(Exercise prompt)
Every entry must be repeated exactly. Exclude all pictures.
### Exercise inputs
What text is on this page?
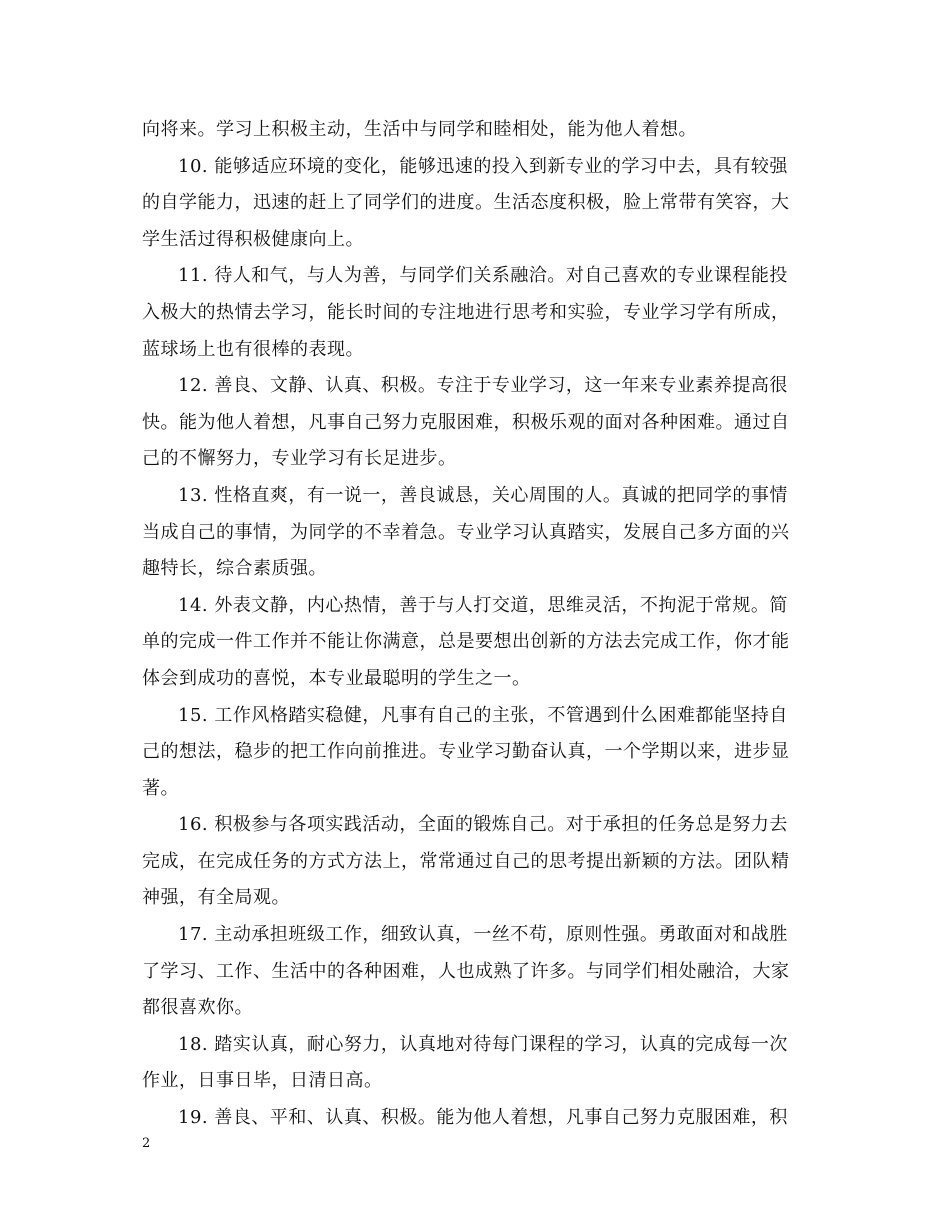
向将来。学习上积极主动，生活中与同学和睦相处，能为他人着想。
10. 能够适应环境的变化，能够迅速的投入到新专业的学习中去，具有较强
的自学能力，迅速的赶上了同学们的进度。生活态度积极，脸上常带有笑容，大
学生活过得积极健康向上。
11. 待人和气，与人为善，与同学们关系融洽。对自己喜欢的专业课程能投
入极大的热情去学习，能长时间的专注地进行思考和实验，专业学习学有所成，
蓝球场上也有很棒的表现。
12. 善良、文静、认真、积极。专注于专业学习，这一年来专业素养提高很
快。能为他人着想，凡事自己努力克服困难，积极乐观的面对各种困难。通过自
己的不懈努力，专业学习有长足进步。
13. 性格直爽，有一说一，善良诚恳，关心周围的人。真诚的把同学的事情
当成自己的事情，为同学的不幸着急。专业学习认真踏实，发展自己多方面的兴
趣特长，综合素质强。
14. 外表文静，内心热情，善于与人打交道，思维灵活，不拘泥于常规。简
单的完成一件工作并不能让你满意，总是要想出创新的方法去完成工作，你才能
体会到成功的喜悦，本专业最聪明的学生之一。
15. 工作风格踏实稳健，凡事有自己的主张，不管遇到什么困难都能坚持自
己的想法，稳步的把工作向前推进。专业学习勤奋认真，一个学期以来，进步显
著。
16. 积极参与各项实践活动，全面的锻炼自己。对于承担的任务总是努力去
完成，在完成任务的方式方法上，常常通过自己的思考提出新颖的方法。团队精
神强，有全局观。
17. 主动承担班级工作，细致认真，一丝不苟，原则性强。勇敢面对和战胜
了学习、工作、生活中的各种困难，人也成熟了许多。与同学们相处融洽，大家
都很喜欢你。
18. 踏实认真，耐心努力，认真地对待每门课程的学习，认真的完成每一次
作业，日事日毕，日清日高。
19. 善良、平和、认真、积极。能为他人着想，凡事自己努力克服困难，积
2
######
(Worked answer)
What text is on this page?
向将来。学习上积极主动，生活中与同学和睦相处，能为他人着想。
10. 能够适应环境的变化，能够迅速的投入到新专业的学习中去，具有较强
的自学能力，迅速的赶上了同学们的进度。生活态度积极，脸上常带有笑容，大
学生活过得积极健康向上。
11. 待人和气，与人为善，与同学们关系融洽。对自己喜欢的专业课程能投
入极大的热情去学习，能长时间的专注地进行思考和实验，专业学习学有所成，
蓝球场上也有很棒的表现。
12. 善良、文静、认真、积极。专注于专业学习，这一年来专业素养提高很
快。能为他人着想，凡事自己努力克服困难，积极乐观的面对各种困难。通过自
己的不懈努力，专业学习有长足进步。
13. 性格直爽，有一说一，善良诚恳，关心周围的人。真诚的把同学的事情
当成自己的事情，为同学的不幸着急。专业学习认真踏实，发展自己多方面的兴
趣特长，综合素质强。
14. 外表文静，内心热情，善于与人打交道，思维灵活，不拘泥于常规。简
单的完成一件工作并不能让你满意，总是要想出创新的方法去完成工作，你才能
体会到成功的喜悦，本专业最聪明的学生之一。
15. 工作风格踏实稳健，凡事有自己的主张，不管遇到什么困难都能坚持自
己的想法，稳步的把工作向前推进。专业学习勤奋认真，一个学期以来，进步显
著。
16. 积极参与各项实践活动，全面的锻炼自己。对于承担的任务总是努力去
完成，在完成任务的方式方法上，常常通过自己的思考提出新颖的方法。团队精
神强，有全局观。
17. 主动承担班级工作，细致认真，一丝不苟，原则性强。勇敢面对和战胜
了学习、工作、生活中的各种困难，人也成熟了许多。与同学们相处融洽，大家
都很喜欢你。
18. 踏实认真，耐心努力，认真地对待每门课程的学习，认真的完成每一次
作业，日事日毕，日清日高。
19. 善良、平和、认真、积极。能为他人着想，凡事自己努力克服困难，积
2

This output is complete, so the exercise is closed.